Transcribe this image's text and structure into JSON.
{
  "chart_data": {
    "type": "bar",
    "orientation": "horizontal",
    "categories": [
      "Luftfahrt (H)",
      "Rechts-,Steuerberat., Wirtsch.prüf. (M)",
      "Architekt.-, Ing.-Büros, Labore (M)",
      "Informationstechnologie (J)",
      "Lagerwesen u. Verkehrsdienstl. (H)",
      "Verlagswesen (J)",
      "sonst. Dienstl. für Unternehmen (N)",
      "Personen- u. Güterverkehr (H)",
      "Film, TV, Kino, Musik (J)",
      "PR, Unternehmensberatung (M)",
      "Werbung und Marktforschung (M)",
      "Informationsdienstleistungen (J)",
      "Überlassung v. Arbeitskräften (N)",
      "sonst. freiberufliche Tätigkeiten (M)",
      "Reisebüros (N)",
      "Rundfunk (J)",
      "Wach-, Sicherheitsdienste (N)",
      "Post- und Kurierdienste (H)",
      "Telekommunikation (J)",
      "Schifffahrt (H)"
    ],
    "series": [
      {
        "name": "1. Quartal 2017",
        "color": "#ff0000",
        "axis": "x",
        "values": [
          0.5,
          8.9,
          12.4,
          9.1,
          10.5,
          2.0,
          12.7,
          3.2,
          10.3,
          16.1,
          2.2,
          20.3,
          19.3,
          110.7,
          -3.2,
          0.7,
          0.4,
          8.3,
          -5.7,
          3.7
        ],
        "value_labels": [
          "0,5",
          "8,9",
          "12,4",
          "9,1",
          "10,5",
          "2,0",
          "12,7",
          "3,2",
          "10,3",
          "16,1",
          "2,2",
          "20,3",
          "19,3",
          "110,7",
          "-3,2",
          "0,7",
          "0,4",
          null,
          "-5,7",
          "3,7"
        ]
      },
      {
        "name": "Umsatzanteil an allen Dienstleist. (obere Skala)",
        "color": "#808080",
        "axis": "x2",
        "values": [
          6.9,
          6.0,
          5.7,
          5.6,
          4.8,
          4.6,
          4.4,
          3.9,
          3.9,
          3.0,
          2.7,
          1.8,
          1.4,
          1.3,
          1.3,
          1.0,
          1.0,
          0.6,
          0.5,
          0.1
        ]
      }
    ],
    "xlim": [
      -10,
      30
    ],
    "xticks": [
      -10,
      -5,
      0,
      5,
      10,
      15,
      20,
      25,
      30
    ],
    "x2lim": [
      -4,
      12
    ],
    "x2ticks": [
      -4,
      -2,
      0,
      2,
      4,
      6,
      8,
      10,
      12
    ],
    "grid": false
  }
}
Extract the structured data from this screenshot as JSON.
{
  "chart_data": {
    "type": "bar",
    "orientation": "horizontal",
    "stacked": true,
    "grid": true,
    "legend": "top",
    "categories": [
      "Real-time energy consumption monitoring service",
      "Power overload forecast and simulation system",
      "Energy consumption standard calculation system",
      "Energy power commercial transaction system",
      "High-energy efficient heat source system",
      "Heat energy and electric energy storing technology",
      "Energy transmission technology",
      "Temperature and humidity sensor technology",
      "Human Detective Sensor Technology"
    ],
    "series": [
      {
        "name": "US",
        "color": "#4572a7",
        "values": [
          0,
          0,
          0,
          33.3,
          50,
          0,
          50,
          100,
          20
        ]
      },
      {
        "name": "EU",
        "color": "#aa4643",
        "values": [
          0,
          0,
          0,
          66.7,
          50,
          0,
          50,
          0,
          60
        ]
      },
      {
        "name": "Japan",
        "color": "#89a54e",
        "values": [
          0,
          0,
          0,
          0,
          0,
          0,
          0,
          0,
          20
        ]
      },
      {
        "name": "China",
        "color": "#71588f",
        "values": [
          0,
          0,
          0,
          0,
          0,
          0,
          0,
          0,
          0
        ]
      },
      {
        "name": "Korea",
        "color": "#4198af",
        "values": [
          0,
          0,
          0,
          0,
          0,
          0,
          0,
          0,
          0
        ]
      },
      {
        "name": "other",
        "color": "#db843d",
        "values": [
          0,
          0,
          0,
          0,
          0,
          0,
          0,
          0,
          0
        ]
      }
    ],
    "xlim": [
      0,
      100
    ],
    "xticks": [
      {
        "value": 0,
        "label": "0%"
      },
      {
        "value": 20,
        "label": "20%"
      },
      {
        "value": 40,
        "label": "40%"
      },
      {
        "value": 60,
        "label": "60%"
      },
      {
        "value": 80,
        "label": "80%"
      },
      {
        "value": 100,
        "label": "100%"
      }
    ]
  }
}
++++++++++++++++++++
What is being asked:
Each entry is to be returned in full, character for character.

Exercise result:
Transcribe this image's text and structure into JSON.
{
  "chart_data": {
    "type": "bar",
    "orientation": "horizontal",
    "categories": [
      "Luftfahrt (H)",
      "Rechts-,Steuerberat., Wirtsch.prüf. (M)",
      "Architekt.-, Ing.-Büros, Labore (M)",
      "Informationstechnologie (J)",
      "Lagerwesen u. Verkehrsdienstl. (H)",
      "Verlagswesen (J)",
      "sonst. Dienstl. für Unternehmen (N)",
      "Personen- u. Güterverkehr (H)",
      "Film, TV, Kino, Musik (J)",
      "PR, Unternehmensberatung (M)",
      "Werbung und Marktforschung (M)",
      "Informationsdienstleistungen (J)",
      "Überlassung v. Arbeitskräften (N)",
      "sonst. freiberufliche Tätigkeiten (M)",
      "Reisebüros (N)",
      "Rundfunk (J)",
      "Wach-, Sicherheitsdienste (N)",
      "Post- und Kurierdienste (H)",
      "Telekommunikation (J)",
      "Schifffahrt (H)"
    ],
    "series": [
      {
        "name": "1. Quartal 2017",
        "color": "#ff0000",
        "axis": "x",
        "values": [
          0.5,
          8.9,
          12.4,
          9.1,
          10.5,
          2.0,
          12.7,
          3.2,
          10.3,
          16.1,
          2.2,
          20.3,
          19.3,
          110.7,
          -3.2,
          0.7,
          0.4,
          8.3,
          -5.7,
          3.7
        ],
        "value_labels": [
          "0,5",
          "8,9",
          "12,4",
          "9,1",
          "10,5",
          "2,0",
          "12,7",
          "3,2",
          "10,3",
          "16,1",
          "2,2",
          "20,3",
          "19,3",
          "110,7",
          "-3,2",
          "0,7",
          "0,4",
          null,
          "-5,7",
          "3,7"
        ]
      },
      {
        "name": "Umsatzanteil an allen Dienstleist. (obere Skala)",
        "color": "#808080",
        "axis": "x2",
        "values": [
          6.9,
          6.0,
          5.7,
          5.6,
          4.8,
          4.6,
          4.4,
          3.9,
          3.9,
          3.0,
          2.7,
          1.8,
          1.4,
          1.3,
          1.3,
          1.0,
          1.0,
          0.6,
          0.5,
          0.1
        ]
      }
    ],
    "xlim": [
      -10,
      30
    ],
    "xticks": [
      -10,
      -5,
      0,
      5,
      10,
      15,
      20,
      25,
      30
    ],
    "x2lim": [
      -4,
      12
    ],
    "x2ticks": [
      -4,
      -2,
      0,
      2,
      4,
      6,
      8,
      10,
      12
    ],
    "grid": false
  }
}
Extract the structured data from this screenshot as JSON.
{
  "chart_data": {
    "type": "bar",
    "orientation": "horizontal",
    "stacked": true,
    "grid": true,
    "legend": "top",
    "categories": [
      "Real-time energy consumption monitoring service",
      "Power overload forecast and simulation system",
      "Energy consumption standard calculation system",
      "Energy power commercial transaction system",
      "High-energy efficient heat source system",
      "Heat energy and electric energy storing technology",
      "Energy transmission technology",
      "Temperature and humidity sensor technology",
      "Human Detective Sensor Technology"
    ],
    "series": [
      {
        "name": "US",
        "color": "#4572a7",
        "values": [
          0,
          0,
          0,
          33.3,
          50,
          0,
          50,
          100,
          20
        ]
      },
      {
        "name": "EU",
        "color": "#aa4643",
        "values": [
          0,
          0,
          0,
          66.7,
          50,
          0,
          50,
          0,
          60
        ]
      },
      {
        "name": "Japan",
        "color": "#89a54e",
        "values": [
          0,
          0,
          0,
          0,
          0,
          0,
          0,
          0,
          20
        ]
      },
      {
        "name": "China",
        "color": "#71588f",
        "values": [
          0,
          0,
          0,
          0,
          0,
          0,
          0,
          0,
          0
        ]
      },
      {
        "name": "Korea",
        "color": "#4198af",
        "values": [
          0,
          0,
          0,
          0,
          0,
          0,
          0,
          0,
          0
        ]
      },
      {
        "name": "other",
        "color": "#db843d",
        "values": [
          0,
          0,
          0,
          0,
          0,
          0,
          0,
          0,
          0
        ]
      }
    ],
    "xlim": [
      0,
      100
    ],
    "xticks": [
      {
        "value": 0,
        "label": "0%"
      },
      {
        "value": 20,
        "label": "20%"
      },
      {
        "value": 40,
        "label": "40%"
      },
      {
        "value": 60,
        "label": "60%"
      },
      {
        "value": 80,
        "label": "80%"
      },
      {
        "value": 100,
        "label": "100%"
      }
    ]
  }
}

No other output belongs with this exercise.